Source records:
(begin)

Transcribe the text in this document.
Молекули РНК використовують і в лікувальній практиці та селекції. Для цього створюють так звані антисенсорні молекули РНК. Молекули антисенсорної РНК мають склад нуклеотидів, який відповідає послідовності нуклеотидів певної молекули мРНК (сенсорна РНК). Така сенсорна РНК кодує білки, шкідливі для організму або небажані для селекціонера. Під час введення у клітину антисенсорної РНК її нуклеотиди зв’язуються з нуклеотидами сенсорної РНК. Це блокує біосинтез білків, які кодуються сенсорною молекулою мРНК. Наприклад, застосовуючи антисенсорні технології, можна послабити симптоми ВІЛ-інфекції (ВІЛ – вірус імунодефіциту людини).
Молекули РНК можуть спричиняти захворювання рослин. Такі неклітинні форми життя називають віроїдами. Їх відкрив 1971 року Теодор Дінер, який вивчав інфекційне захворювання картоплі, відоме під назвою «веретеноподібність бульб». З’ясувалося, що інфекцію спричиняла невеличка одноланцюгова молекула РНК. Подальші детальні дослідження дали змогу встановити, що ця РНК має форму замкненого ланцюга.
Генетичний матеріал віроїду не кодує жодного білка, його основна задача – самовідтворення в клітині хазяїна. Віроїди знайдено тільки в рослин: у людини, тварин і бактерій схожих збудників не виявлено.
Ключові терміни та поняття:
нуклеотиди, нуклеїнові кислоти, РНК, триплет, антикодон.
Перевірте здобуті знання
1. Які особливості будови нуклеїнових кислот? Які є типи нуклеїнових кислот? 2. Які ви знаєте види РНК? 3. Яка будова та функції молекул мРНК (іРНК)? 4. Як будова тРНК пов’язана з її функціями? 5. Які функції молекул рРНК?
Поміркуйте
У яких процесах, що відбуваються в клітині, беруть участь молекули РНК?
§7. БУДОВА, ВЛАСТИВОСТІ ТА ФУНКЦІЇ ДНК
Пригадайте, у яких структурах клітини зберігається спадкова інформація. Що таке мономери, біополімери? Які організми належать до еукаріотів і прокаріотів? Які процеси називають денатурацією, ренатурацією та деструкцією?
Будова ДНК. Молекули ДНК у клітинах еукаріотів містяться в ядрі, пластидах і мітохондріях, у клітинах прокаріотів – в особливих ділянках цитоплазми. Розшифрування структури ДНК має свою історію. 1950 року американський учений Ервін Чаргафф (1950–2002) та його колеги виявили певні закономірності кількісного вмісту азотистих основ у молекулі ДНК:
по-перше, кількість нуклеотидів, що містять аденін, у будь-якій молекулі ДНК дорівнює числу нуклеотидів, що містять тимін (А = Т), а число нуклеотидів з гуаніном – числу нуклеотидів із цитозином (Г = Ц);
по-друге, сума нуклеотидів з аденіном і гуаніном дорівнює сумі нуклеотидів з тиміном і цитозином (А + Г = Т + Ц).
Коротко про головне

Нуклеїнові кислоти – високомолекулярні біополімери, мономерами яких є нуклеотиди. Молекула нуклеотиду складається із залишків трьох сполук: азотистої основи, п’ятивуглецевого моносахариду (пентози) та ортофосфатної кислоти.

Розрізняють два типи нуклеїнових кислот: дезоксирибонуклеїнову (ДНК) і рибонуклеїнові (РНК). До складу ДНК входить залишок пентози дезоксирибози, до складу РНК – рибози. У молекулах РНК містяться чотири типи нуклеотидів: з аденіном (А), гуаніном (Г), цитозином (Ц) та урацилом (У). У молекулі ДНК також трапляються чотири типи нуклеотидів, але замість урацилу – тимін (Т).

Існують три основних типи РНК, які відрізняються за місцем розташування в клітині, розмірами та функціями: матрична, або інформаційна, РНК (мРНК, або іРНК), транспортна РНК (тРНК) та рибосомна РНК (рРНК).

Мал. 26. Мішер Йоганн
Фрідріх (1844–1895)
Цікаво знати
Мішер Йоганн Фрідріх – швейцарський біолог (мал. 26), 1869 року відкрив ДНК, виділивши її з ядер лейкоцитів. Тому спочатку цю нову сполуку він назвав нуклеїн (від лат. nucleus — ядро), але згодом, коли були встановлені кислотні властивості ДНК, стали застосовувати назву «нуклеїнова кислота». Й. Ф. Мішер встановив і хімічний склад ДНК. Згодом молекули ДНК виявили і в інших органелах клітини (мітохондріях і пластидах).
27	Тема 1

(end)

* Aim of the exercise *
In the listing, how many lines hold "прокаріотів"? Answer with a bare number.

* Exercise result *
2